▸ **What you should do**
State how many lines of the entries include the string "desc", please, leaving out everything but the number.
[start of Information provided]
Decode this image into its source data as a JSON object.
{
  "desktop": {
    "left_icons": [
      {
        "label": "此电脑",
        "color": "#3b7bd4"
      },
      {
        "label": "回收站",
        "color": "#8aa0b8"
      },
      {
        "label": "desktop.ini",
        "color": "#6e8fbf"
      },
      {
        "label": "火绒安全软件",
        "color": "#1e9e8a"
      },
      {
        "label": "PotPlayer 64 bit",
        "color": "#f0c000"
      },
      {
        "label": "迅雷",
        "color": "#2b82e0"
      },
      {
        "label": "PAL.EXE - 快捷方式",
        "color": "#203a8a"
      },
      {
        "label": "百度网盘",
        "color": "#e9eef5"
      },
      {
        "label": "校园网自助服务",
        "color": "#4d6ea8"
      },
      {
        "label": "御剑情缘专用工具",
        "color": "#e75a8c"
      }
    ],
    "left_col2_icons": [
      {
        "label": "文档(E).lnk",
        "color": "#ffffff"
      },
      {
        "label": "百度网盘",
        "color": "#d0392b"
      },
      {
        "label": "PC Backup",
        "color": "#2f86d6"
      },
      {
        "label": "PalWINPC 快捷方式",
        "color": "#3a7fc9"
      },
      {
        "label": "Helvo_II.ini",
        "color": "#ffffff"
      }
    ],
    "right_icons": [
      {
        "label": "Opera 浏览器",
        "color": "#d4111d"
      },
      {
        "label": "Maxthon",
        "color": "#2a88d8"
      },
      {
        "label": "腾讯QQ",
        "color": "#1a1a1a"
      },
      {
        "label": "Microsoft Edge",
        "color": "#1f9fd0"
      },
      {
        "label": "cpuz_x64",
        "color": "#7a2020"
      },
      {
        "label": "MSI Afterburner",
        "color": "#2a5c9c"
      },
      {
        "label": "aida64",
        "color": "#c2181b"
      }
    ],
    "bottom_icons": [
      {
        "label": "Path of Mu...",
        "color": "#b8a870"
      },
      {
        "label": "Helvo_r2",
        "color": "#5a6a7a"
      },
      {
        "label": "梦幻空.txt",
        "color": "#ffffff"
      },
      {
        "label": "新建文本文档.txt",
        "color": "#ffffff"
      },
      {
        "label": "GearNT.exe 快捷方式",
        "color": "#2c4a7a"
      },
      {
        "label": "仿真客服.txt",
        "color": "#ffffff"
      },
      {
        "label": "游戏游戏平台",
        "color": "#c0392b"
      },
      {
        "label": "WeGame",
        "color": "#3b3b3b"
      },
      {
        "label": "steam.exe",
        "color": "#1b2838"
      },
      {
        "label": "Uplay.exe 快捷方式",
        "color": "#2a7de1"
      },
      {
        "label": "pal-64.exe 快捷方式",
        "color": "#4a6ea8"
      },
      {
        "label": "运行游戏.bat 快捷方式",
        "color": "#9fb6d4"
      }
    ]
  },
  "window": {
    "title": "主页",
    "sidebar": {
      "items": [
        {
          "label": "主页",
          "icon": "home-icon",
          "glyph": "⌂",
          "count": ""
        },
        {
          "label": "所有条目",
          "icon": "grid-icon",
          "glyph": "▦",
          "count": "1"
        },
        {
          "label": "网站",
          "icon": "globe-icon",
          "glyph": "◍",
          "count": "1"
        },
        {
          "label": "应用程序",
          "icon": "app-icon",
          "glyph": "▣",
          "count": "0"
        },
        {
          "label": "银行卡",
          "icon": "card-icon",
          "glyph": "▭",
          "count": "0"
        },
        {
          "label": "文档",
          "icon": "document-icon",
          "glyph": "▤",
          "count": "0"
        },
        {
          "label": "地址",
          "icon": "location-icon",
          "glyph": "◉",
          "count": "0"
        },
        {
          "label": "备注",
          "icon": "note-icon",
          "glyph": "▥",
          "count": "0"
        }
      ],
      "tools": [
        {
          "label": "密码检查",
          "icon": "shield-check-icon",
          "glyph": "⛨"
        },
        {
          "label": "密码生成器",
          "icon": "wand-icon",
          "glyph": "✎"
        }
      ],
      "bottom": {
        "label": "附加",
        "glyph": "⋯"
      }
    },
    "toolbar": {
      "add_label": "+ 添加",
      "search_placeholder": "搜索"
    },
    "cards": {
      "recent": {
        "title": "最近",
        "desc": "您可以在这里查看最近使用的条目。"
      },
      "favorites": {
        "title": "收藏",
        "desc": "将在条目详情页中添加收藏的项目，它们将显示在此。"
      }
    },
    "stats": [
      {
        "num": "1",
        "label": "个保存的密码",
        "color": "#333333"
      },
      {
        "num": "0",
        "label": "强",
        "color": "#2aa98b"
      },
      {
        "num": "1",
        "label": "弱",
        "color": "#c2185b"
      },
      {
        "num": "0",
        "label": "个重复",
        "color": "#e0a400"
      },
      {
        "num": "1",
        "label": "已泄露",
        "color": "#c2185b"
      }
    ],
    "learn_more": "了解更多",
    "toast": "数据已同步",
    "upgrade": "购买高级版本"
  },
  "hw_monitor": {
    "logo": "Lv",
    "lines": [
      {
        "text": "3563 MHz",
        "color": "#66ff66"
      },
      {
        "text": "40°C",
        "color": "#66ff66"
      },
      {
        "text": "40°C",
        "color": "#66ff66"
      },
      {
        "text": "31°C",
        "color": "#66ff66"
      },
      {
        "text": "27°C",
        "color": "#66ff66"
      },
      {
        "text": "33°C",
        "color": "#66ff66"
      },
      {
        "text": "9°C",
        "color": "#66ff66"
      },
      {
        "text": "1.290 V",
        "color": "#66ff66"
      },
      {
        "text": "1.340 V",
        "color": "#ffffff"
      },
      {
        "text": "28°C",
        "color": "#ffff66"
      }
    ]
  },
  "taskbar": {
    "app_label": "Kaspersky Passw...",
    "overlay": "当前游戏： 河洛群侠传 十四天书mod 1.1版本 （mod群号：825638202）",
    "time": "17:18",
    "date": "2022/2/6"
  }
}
[end of Information provided]
▸ **In response**
2